• _Instruction_
Give an exact transcription of every line, dropping the images.

'''

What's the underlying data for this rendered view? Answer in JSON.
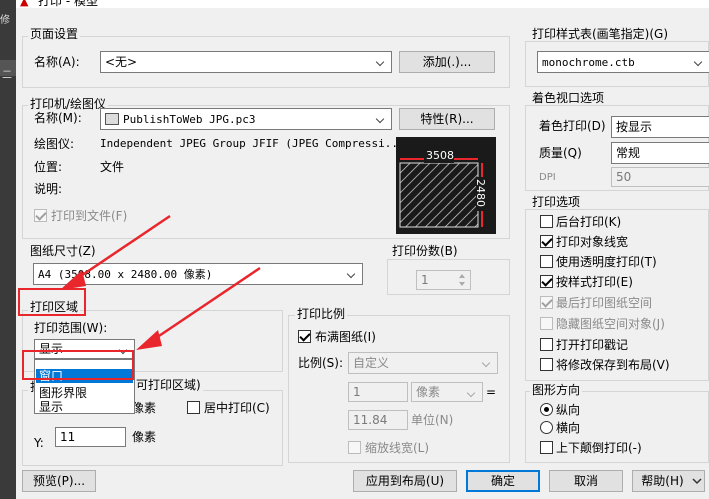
{
  "window": {
    "title": "打印 - 模型",
    "left_partial": "修",
    "left_partial2": "二"
  },
  "page_setup": {
    "group_label": "页面设置",
    "name_label": "名称(A):",
    "name_value": "<无>",
    "add_button": "添加(.)..."
  },
  "printer": {
    "group_label": "打印机/绘图仪",
    "name_label": "名称(M):",
    "name_value": "PublishToWeb JPG.pc3",
    "properties_button": "特性(R)...",
    "plotter_label": "绘图仪:",
    "plotter_value": "Independent JPEG Group JFIF (JPEG Compressi...",
    "location_label": "位置:",
    "location_value": "文件",
    "description_label": "说明:",
    "print_to_file_label": "打印到文件(F)",
    "print_to_file_checked": true,
    "preview_width": "3508",
    "preview_height": "2480"
  },
  "paper_size": {
    "group_label": "图纸尺寸(Z)",
    "value": "A4 (3508.00 x 2480.00 像素)"
  },
  "copies": {
    "label": "打印份数(B)",
    "value": "1"
  },
  "plot_area": {
    "group_label": "打印区域",
    "range_label": "打印范围(W):",
    "range_value": "显示",
    "dropdown_options": [
      "窗口",
      "图形界限",
      "显示"
    ],
    "selected_option": "窗口"
  },
  "offset": {
    "group_label_partial": "可打印区域)",
    "group_label_visible_start": "打",
    "x_unit": "像素",
    "center_label": "居中打印(C)",
    "y_label": "Y:",
    "y_value": "11",
    "y_unit": "像素"
  },
  "plot_scale": {
    "group_label": "打印比例",
    "fit_label": "布满图纸(I)",
    "fit_checked": true,
    "scale_label": "比例(S):",
    "scale_value": "自定义",
    "value1": "1",
    "unit_value": "像素",
    "equals": "=",
    "value2": "11.84",
    "unit_label": "单位(N)",
    "lineweights_label": "缩放线宽(L)"
  },
  "plot_style_table": {
    "group_label": "打印样式表(画笔指定)(G)",
    "value": "monochrome.ctb"
  },
  "shaded_viewport": {
    "group_label": "着色视口选项",
    "shade_label": "着色打印(D)",
    "shade_value": "按显示",
    "quality_label": "质量(Q)",
    "quality_value": "常规",
    "dpi_label": "DPI",
    "dpi_value": "50"
  },
  "plot_options": {
    "group_label": "打印选项",
    "items": [
      {
        "label": "后台打印(K)",
        "checked": false,
        "disabled": false
      },
      {
        "label": "打印对象线宽",
        "checked": true,
        "disabled": false
      },
      {
        "label": "使用透明度打印(T)",
        "checked": false,
        "disabled": false
      },
      {
        "label": "按样式打印(E)",
        "checked": true,
        "disabled": false
      },
      {
        "label": "最后打印图纸空间",
        "checked": true,
        "disabled": true
      },
      {
        "label": "隐藏图纸空间对象(J)",
        "checked": false,
        "disabled": true
      },
      {
        "label": "打开打印戳记",
        "checked": false,
        "disabled": false
      },
      {
        "label": "将修改保存到布局(V)",
        "checked": false,
        "disabled": false
      }
    ]
  },
  "orientation": {
    "group_label": "图形方向",
    "portrait": "纵向",
    "landscape": "横向",
    "upside_down": "上下颠倒打印(-)",
    "selected": "portrait"
  },
  "footer": {
    "preview_button": "预览(P)...",
    "apply_button": "应用到布局(U)",
    "ok_button": "确定",
    "cancel_button": "取消",
    "help_button": "帮助(H)"
  },
  "colors": {
    "annotation_red": "#e8262b",
    "selection_blue": "#0078d7"
  }
}
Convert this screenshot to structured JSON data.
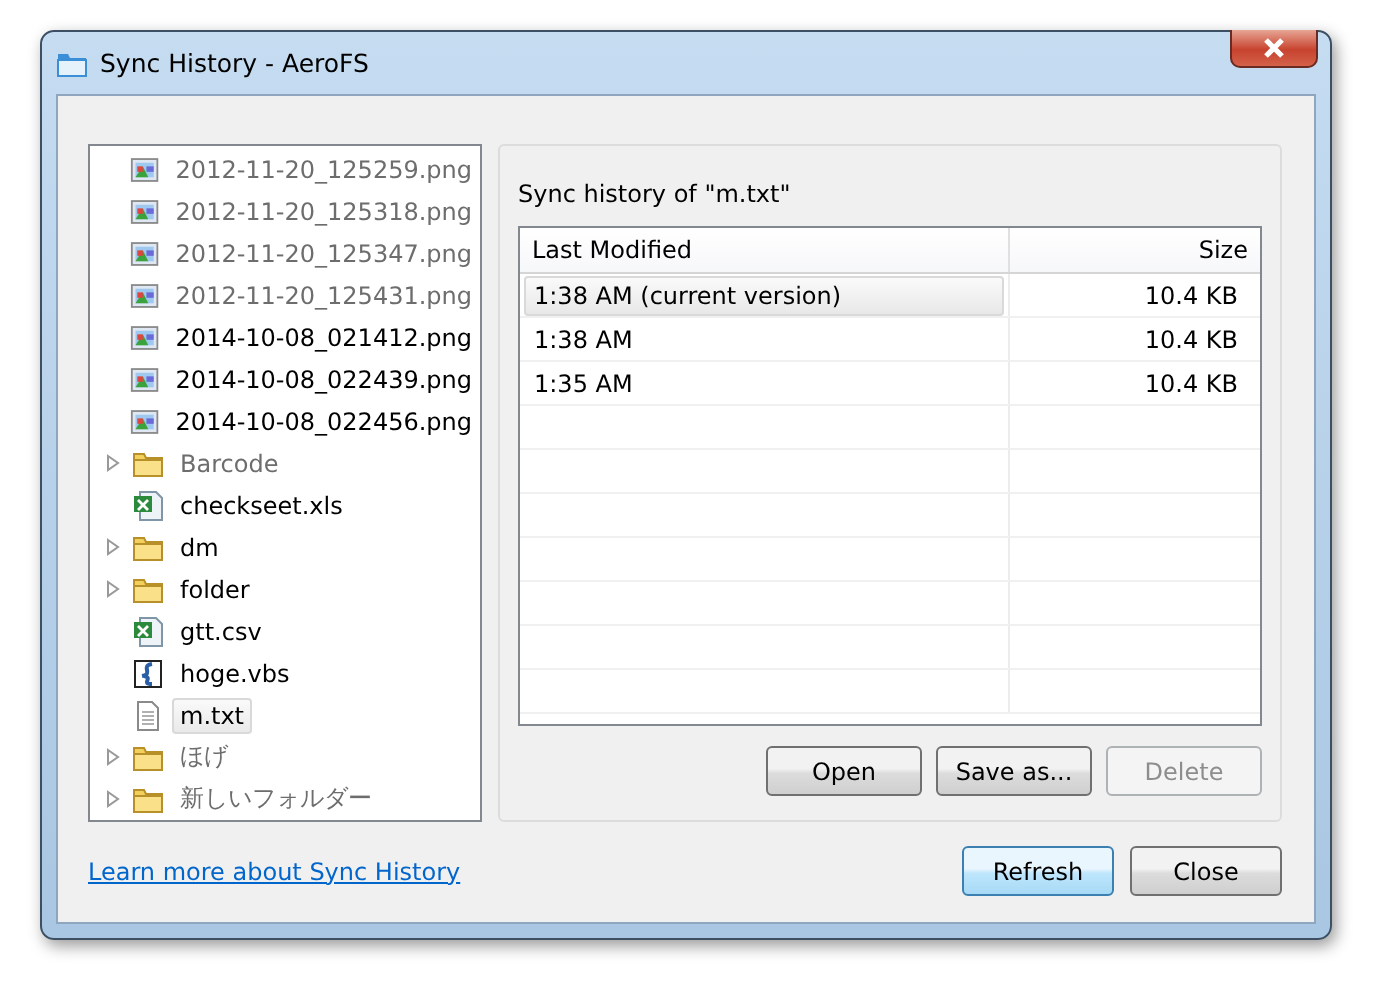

'''

• _Response_
What's the underlying data for this rendered view? Answer in JSON.
{
  "window": {
    "title": "打印 - 模型",
    "left_partial": "修",
    "left_partial2": "二"
  },
  "page_setup": {
    "group_label": "页面设置",
    "name_label": "名称(A):",
    "name_value": "<无>",
    "add_button": "添加(.)..."
  },
  "printer": {
    "group_label": "打印机/绘图仪",
    "name_label": "名称(M):",
    "name_value": "PublishToWeb JPG.pc3",
    "properties_button": "特性(R)...",
    "plotter_label": "绘图仪:",
    "plotter_value": "Independent JPEG Group JFIF (JPEG Compressi...",
    "location_label": "位置:",
    "location_value": "文件",
    "description_label": "说明:",
    "print_to_file_label": "打印到文件(F)",
    "print_to_file_checked": true,
    "preview_width": "3508",
    "preview_height": "2480"
  },
  "paper_size": {
    "group_label": "图纸尺寸(Z)",
    "value": "A4 (3508.00 x 2480.00 像素)"
  },
  "copies": {
    "label": "打印份数(B)",
    "value": "1"
  },
  "plot_area": {
    "group_label": "打印区域",
    "range_label": "打印范围(W):",
    "range_value": "显示",
    "dropdown_options": [
      "窗口",
      "图形界限",
      "显示"
    ],
    "selected_option": "窗口"
  },
  "offset": {
    "group_label_partial": "可打印区域)",
    "group_label_visible_start": "打",
    "x_unit": "像素",
    "center_label": "居中打印(C)",
    "y_label": "Y:",
    "y_value": "11",
    "y_unit": "像素"
  },
  "plot_scale": {
    "group_label": "打印比例",
    "fit_label": "布满图纸(I)",
    "fit_checked": true,
    "scale_label": "比例(S):",
    "scale_value": "自定义",
    "value1": "1",
    "unit_value": "像素",
    "equals": "=",
    "value2": "11.84",
    "unit_label": "单位(N)",
    "lineweights_label": "缩放线宽(L)"
  },
  "plot_style_table": {
    "group_label": "打印样式表(画笔指定)(G)",
    "value": "monochrome.ctb"
  },
  "shaded_viewport": {
    "group_label": "着色视口选项",
    "shade_label": "着色打印(D)",
    "shade_value": "按显示",
    "quality_label": "质量(Q)",
    "quality_value": "常规",
    "dpi_label": "DPI",
    "dpi_value": "50"
  },
  "plot_options": {
    "group_label": "打印选项",
    "items": [
      {
        "label": "后台打印(K)",
        "checked": false,
        "disabled": false
      },
      {
        "label": "打印对象线宽",
        "checked": true,
        "disabled": false
      },
      {
        "label": "使用透明度打印(T)",
        "checked": false,
        "disabled": false
      },
      {
        "label": "按样式打印(E)",
        "checked": true,
        "disabled": false
      },
      {
        "label": "最后打印图纸空间",
        "checked": true,
        "disabled": true
      },
      {
        "label": "隐藏图纸空间对象(J)",
        "checked": false,
        "disabled": true
      },
      {
        "label": "打开打印戳记",
        "checked": false,
        "disabled": false
      },
      {
        "label": "将修改保存到布局(V)",
        "checked": false,
        "disabled": false
      }
    ]
  },
  "orientation": {
    "group_label": "图形方向",
    "portrait": "纵向",
    "landscape": "横向",
    "upside_down": "上下颠倒打印(-)",
    "selected": "portrait"
  },
  "footer": {
    "preview_button": "预览(P)...",
    "apply_button": "应用到布局(U)",
    "ok_button": "确定",
    "cancel_button": "取消",
    "help_button": "帮助(H)"
  },
  "colors": {
    "annotation_red": "#e8262b",
    "selection_blue": "#0078d7"
  }
}
Convert this screenshot to structured JSON data.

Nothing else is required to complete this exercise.